### AIM
Copy each line in the data that includes the word "when".

--------------------

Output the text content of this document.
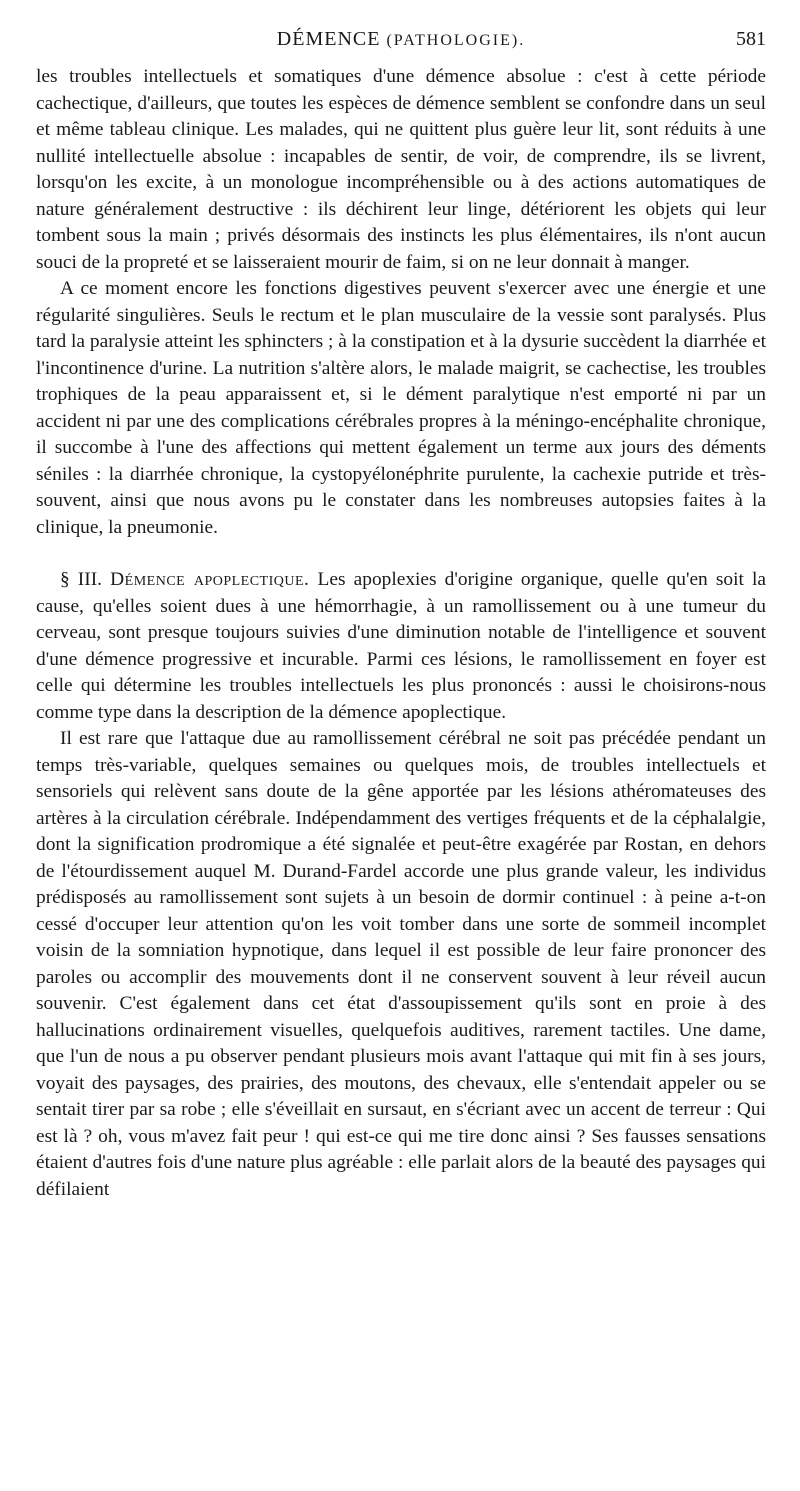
DÉMENCE (PATHOLOGIE).	581

les troubles intellectuels et somatiques d'une démence absolue : c'est à cette période cachectique, d'ailleurs, que toutes les espèces de démence semblent se confondre dans un seul et même tableau clinique. Les malades, qui ne quittent plus guère leur lit, sont réduits à une nullité intellectuelle absolue : incapables de sentir, de voir, de comprendre, ils se livrent, lorsqu'on les excite, à un monologue incompréhensible ou à des actions automatiques de nature généralement destructive : ils déchirent leur linge, détériorent les objets qui leur tombent sous la main ; privés désormais des instincts les plus élémentaires, ils n'ont aucun souci de la propreté et se laisseraient mourir de faim, si on ne leur donnait à manger.

A ce moment encore les fonctions digestives peuvent s'exercer avec une énergie et une régularité singulières. Seuls le rectum et le plan musculaire de la vessie sont paralysés. Plus tard la paralysie atteint les sphincters ; à la constipation et à la dysurie succèdent la diarrhée et l'incontinence d'urine. La nutrition s'altère alors, le malade maigrit, se cachectise, les troubles trophiques de la peau apparaissent et, si le dément paralytique n'est emporté ni par un accident ni par une des complications cérébrales propres à la méningo-encéphalite chronique, il succombe à l'une des affections qui mettent également un terme aux jours des déments séniles : la diarrhée chronique, la cystopyélonéphrite purulente, la cachexie putride et très-souvent, ainsi que nous avons pu le constater dans les nombreuses autopsies faites à la clinique, la pneumonie.

§ III. Démence apoplectique. Les apoplexies d'origine organique, quelle qu'en soit la cause, qu'elles soient dues à une hémorrhagie, à un ramollissement ou à une tumeur du cerveau, sont presque toujours suivies d'une diminution notable de l'intelligence et souvent d'une démence progressive et incurable. Parmi ces lésions, le ramollissement en foyer est celle qui détermine les troubles intellectuels les plus prononcés : aussi le choisirons-nous comme type dans la description de la démence apoplectique.

Il est rare que l'attaque due au ramollissement cérébral ne soit pas précédée pendant un temps très-variable, quelques semaines ou quelques mois, de troubles intellectuels et sensoriels qui relèvent sans doute de la gêne apportée par les lésions athéromateuses des artères à la circulation cérébrale. Indépendamment des vertiges fréquents et de la céphalalgie, dont la signification prodromique a été signalée et peut-être exagérée par Rostan, en dehors de l'étourdissement auquel M. Durand-Fardel accorde une plus grande valeur, les individus prédisposés au ramollissement sont sujets à un besoin de dormir continuel : à peine a-t-on cessé d'occuper leur attention qu'on les voit tomber dans une sorte de sommeil incomplet voisin de la somniation hypnotique, dans lequel il est possible de leur faire prononcer des paroles ou accomplir des mouvements dont il ne conservent souvent à leur réveil aucun souvenir. C'est également dans cet état d'assoupissement qu'ils sont en proie à des hallucinations ordinairement visuelles, quelquefois auditives, rarement tactiles. Une dame, que l'un de nous a pu observer pendant plusieurs mois avant l'attaque qui mit fin à ses jours, voyait des paysages, des prairies, des moutons, des chevaux, elle s'entendait appeler ou se sentait tirer par sa robe ; elle s'éveillait en sursaut, en s'écriant avec un accent de terreur : Qui est là ? oh, vous m'avez fait peur ! qui est-ce qui me tire donc ainsi ? Ses fausses sensations étaient d'autres fois d'une nature plus agréable : elle parlait alors de la beauté des paysages qui défilaient
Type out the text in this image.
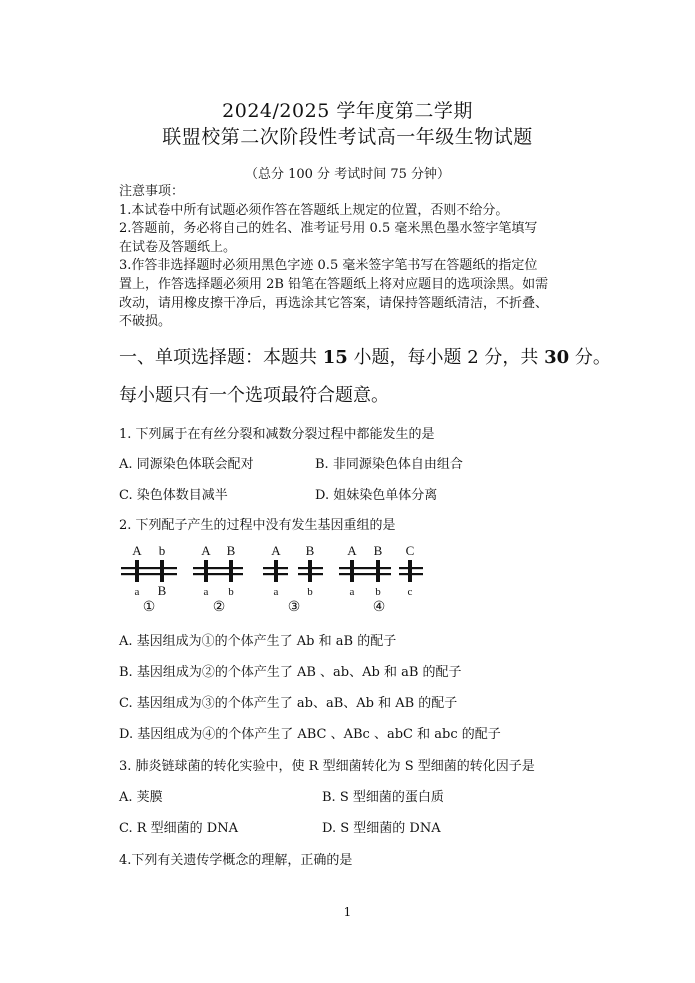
2024/2025 学年度第二学期
联盟校第二次阶段性考试高一年级生物试题
（总分 100 分 考试时间 75 分钟）
注意事项：
1.本试卷中所有试题必须作答在答题纸上规定的位置，否则不给分。
2.答题前，务必将自己的姓名、准考证号用 0.5 毫米黑色墨水签字笔填写
在试卷及答题纸上。
3.作答非选择题时必须用黑色字迹 0.5 毫米签字笔书写在答题纸的指定位
置上，作答选择题必须用 2B 铅笔在答题纸上将对应题目的选项涂黑。如需
改动，请用橡皮擦干净后，再选涂其它答案，请保持答题纸清洁，不折叠、
不破损。
一、单项选择题：本题共 15 小题，每小题 2 分，共 30 分。
每小题只有一个选项最符合题意。
1. 下列属于在有丝分裂和减数分裂过程中都能发生的是
A. 同源染色体联会配对	B. 非同源染色体自由组合
C. 染色体数目减半	D. 姐妹染色单体分离
2. 下列配子产生的过程中没有发生基因重组的是
A b
a B
①
A B
a b
②
A B
a	b
③
A B C
a b c
④
A. 基因组成为①的个体产生了 Ab 和 aB 的配子
B. 基因组成为②的个体产生了 AB 、ab、Ab 和 aB 的配子
C. 基因组成为③的个体产生了 ab、aB、Ab 和 AB 的配子
D. 基因组成为④的个体产生了 ABC 、ABc 、abC 和 abc 的配子
3. 肺炎链球菌的转化实验中，使 R 型细菌转化为 S 型细菌的转化因子是
A. 荚膜	B. S 型细菌的蛋白质
C. R 型细菌的 DNA	D. S 型细菌的 DNA
4.下列有关遗传学概念的理解，正确的是
1
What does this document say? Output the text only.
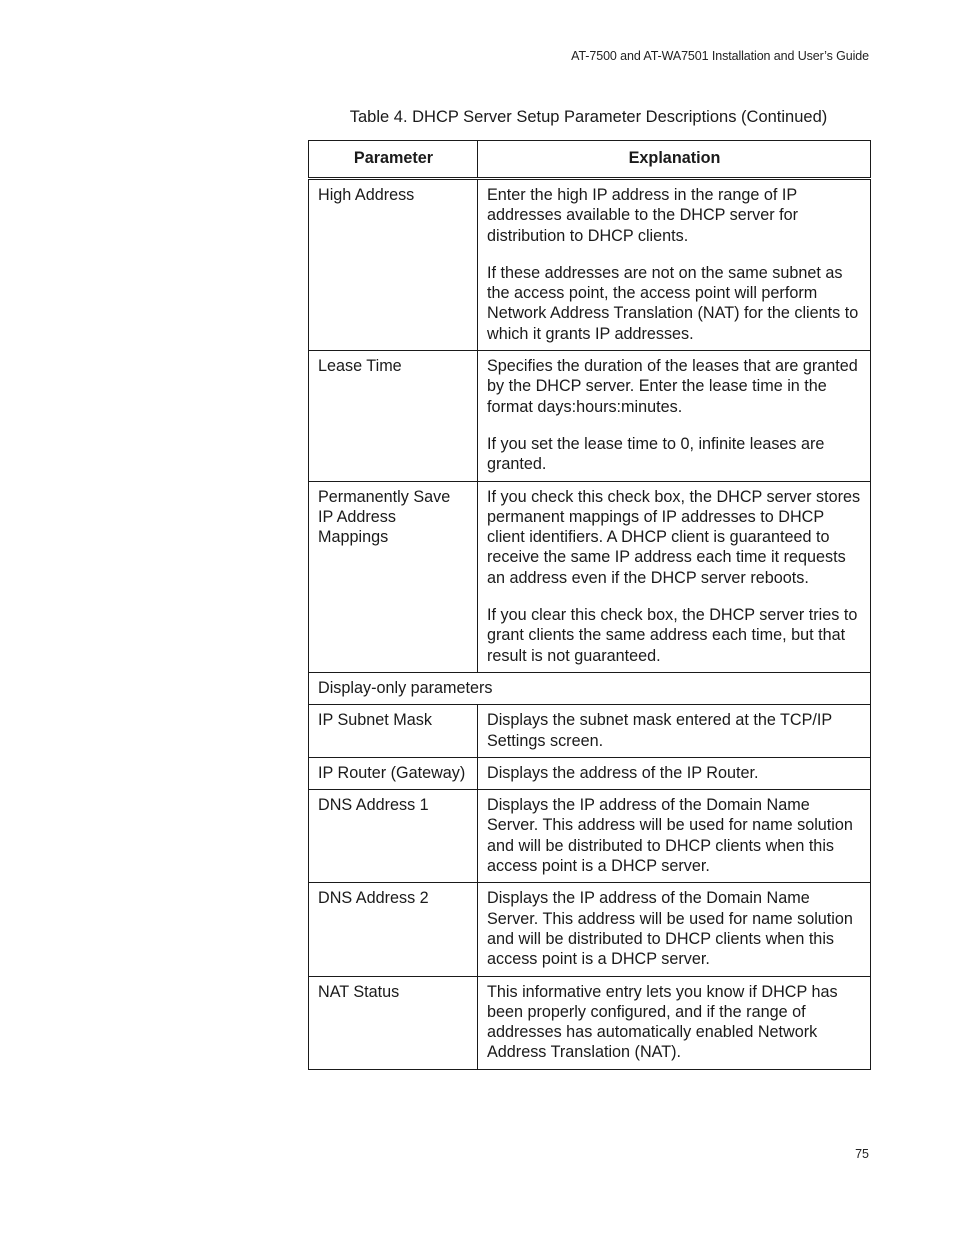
AT-7500 and AT-WA7501 Installation and User’s Guide
Table 4. DHCP Server Setup Parameter Descriptions (Continued)
Parameter	Explanation
High Address	Enter the high IP address in the range of IP addresses available to the DHCP server for distribution to DHCP clients.

If these addresses are not on the same subnet as the access point, the access point will perform Network Address Translation (NAT) for the clients to which it grants IP addresses.

Lease Time	Specifies the duration of the leases that are granted by the DHCP server. Enter the lease time in the format days:hours:minutes.

If you set the lease time to 0, infinite leases are granted.

Permanently Save IP Address Mappings	If you check this check box, the DHCP server stores permanent mappings of IP addresses to DHCP client identifiers. A DHCP client is guaranteed to receive the same IP address each time it requests an address even if the DHCP server reboots.

If you clear this check box, the DHCP server tries to grant clients the same address each time, but that result is not guaranteed.

Display-only parameters	
IP Subnet Mask	Displays the subnet mask entered at the TCP/IP Settings screen.
IP Router (Gateway)	Displays the address of the IP Router.
DNS Address 1	Displays the IP address of the Domain Name Server. This address will be used for name solution and will be distributed to DHCP clients when this access point is a DHCP server.
DNS Address 2	Displays the IP address of the Domain Name Server. This address will be used for name solution and will be distributed to DHCP clients when this access point is a DHCP server.
NAT Status	This informative entry lets you know if DHCP has been properly configured, and if the range of addresses has automatically enabled Network Address Translation (NAT).
75
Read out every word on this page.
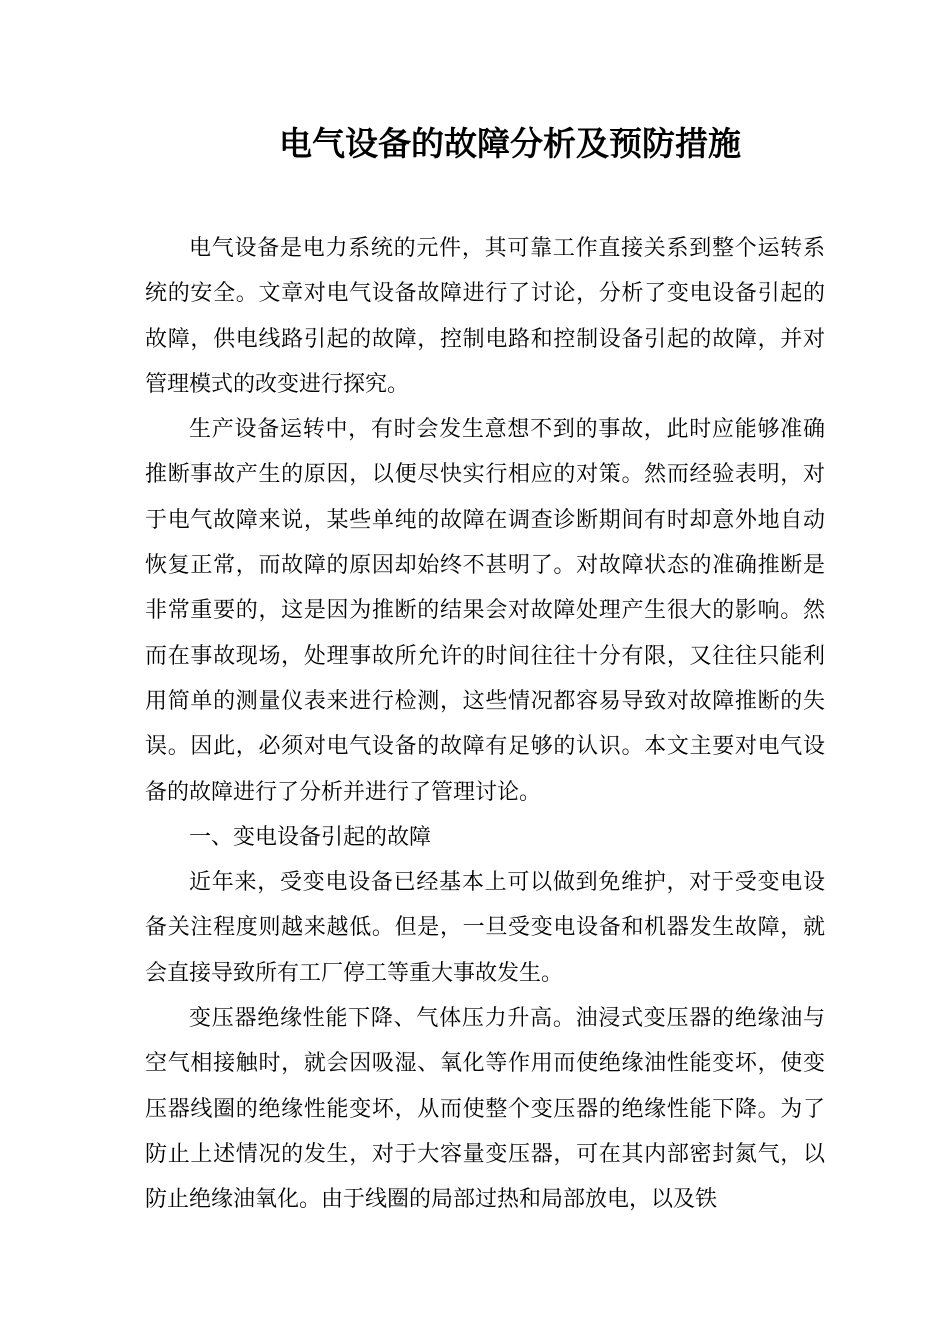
电气设备的故障分析及预防措施

电气设备是电力系统的元件，其可靠工作直接关系到整个运转系统的安全。文章对电气设备故障进行了讨论，分析了变电设备引起的故障，供电线路引起的故障，控制电路和控制设备引起的故障，并对管理模式的改变进行探究。

生产设备运转中，有时会发生意想不到的事故，此时应能够准确推断事故产生的原因，以便尽快实行相应的对策。然而经验表明，对于电气故障来说，某些单纯的故障在调查诊断期间有时却意外地自动恢复正常，而故障的原因却始终不甚明了。对故障状态的准确推断是非常重要的，这是因为推断的结果会对故障处理产生很大的影响。然而在事故现场，处理事故所允许的时间往往十分有限，又往往只能利用简单的测量仪表来进行检测，这些情况都容易导致对故障推断的失误。因此，必须对电气设备的故障有足够的认识。本文主要对电气设备的故障进行了分析并进行了管理讨论。

一、变电设备引起的故障

近年来，受变电设备已经基本上可以做到免维护，对于受变电设备关注程度则越来越低。但是，一旦受变电设备和机器发生故障，就会直接导致所有工厂停工等重大事故发生。

变压器绝缘性能下降、气体压力升高。油浸式变压器的绝缘油与空气相接触时，就会因吸湿、氧化等作用而使绝缘油性能变坏，使变压器线圈的绝缘性能变坏，从而使整个变压器的绝缘性能下降。为了防止上述情况的发生，对于大容量变压器，可在其内部密封氮气，以防止绝缘油氧化。由于线圈的局部过热和局部放电，以及铁
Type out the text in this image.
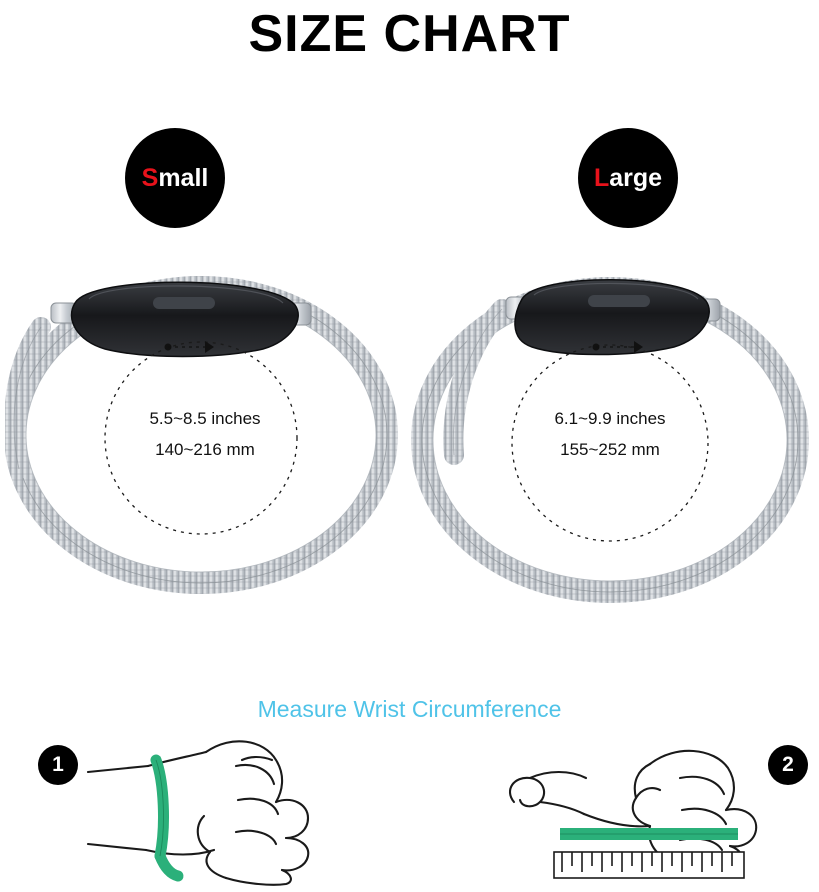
SIZE CHART
S mall	L arge
5.5~8.5 inches
140~216 mm
6.1~9.9 inches
155~252 mm
Measure Wrist Circumference
1	2
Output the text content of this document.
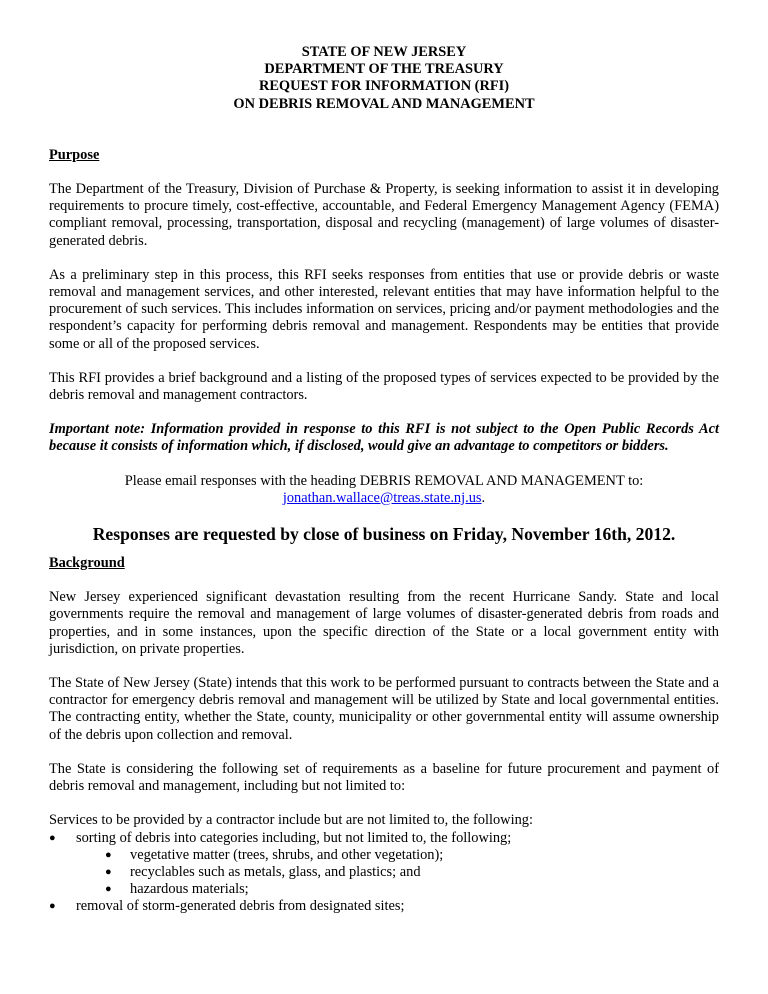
STATE OF NEW JERSEY
DEPARTMENT OF THE TREASURY
REQUEST FOR INFORMATION (RFI)
ON DEBRIS REMOVAL AND MANAGEMENT

Purpose

The Department of the Treasury, Division of Purchase & Property, is seeking information to assist it in developing requirements to procure timely, cost-effective, accountable, and Federal Emergency Management Agency (FEMA) compliant removal, processing, transportation, disposal and recycling (management) of large volumes of disaster-generated debris.

As a preliminary step in this process, this RFI seeks responses from entities that use or provide debris or waste removal and management services, and other interested, relevant entities that may have information helpful to the procurement of such services. This includes information on services, pricing and/or payment methodologies and the respondent’s capacity for performing debris removal and management. Respondents may be entities that provide some or all of the proposed services.

This RFI provides a brief background and a listing of the proposed types of services expected to be provided by the debris removal and management contractors.

Important note: Information provided in response to this RFI is not subject to the Open Public Records Act because it consists of information which, if disclosed, would give an advantage to competitors or bidders.

Please email responses with the heading DEBRIS REMOVAL AND MANAGEMENT to:

jonathan.wallace@treas.state.nj.us.

Responses are requested by close of business on Friday, November 16th, 2012.

Background

New Jersey experienced significant devastation resulting from the recent Hurricane Sandy. State and local governments require the removal and management of large volumes of disaster-generated debris from roads and properties, and in some instances, upon the specific direction of the State or a local government entity with jurisdiction, on private properties.

The State of New Jersey (State) intends that this work to be performed pursuant to contracts between the State and a contractor for emergency debris removal and management will be utilized by State and local governmental entities. The contracting entity, whether the State, county, municipality or other governmental entity will assume ownership of the debris upon collection and removal.

The State is considering the following set of requirements as a baseline for future procurement and payment of debris removal and management, including but not limited to:

Services to be provided by a contractor include but are not limited to, the following:

● sorting of debris into categories including, but not limited to, the following;
● vegetative matter (trees, shrubs, and other vegetation);
● recyclables such as metals, glass, and plastics; and
● hazardous materials;
● removal of storm-generated debris from designated sites;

--------------------

### REPLY TO THE EXERCISE
DNS Address 1	Displays the IP address of the Domain Name Server. This address will be used for name solution and will be distributed to DHCP clients when this access point is a DHCP server.
DNS Address 2	Displays the IP address of the Domain Name Server. This address will be used for name solution and will be distributed to DHCP clients when this access point is a DHCP server.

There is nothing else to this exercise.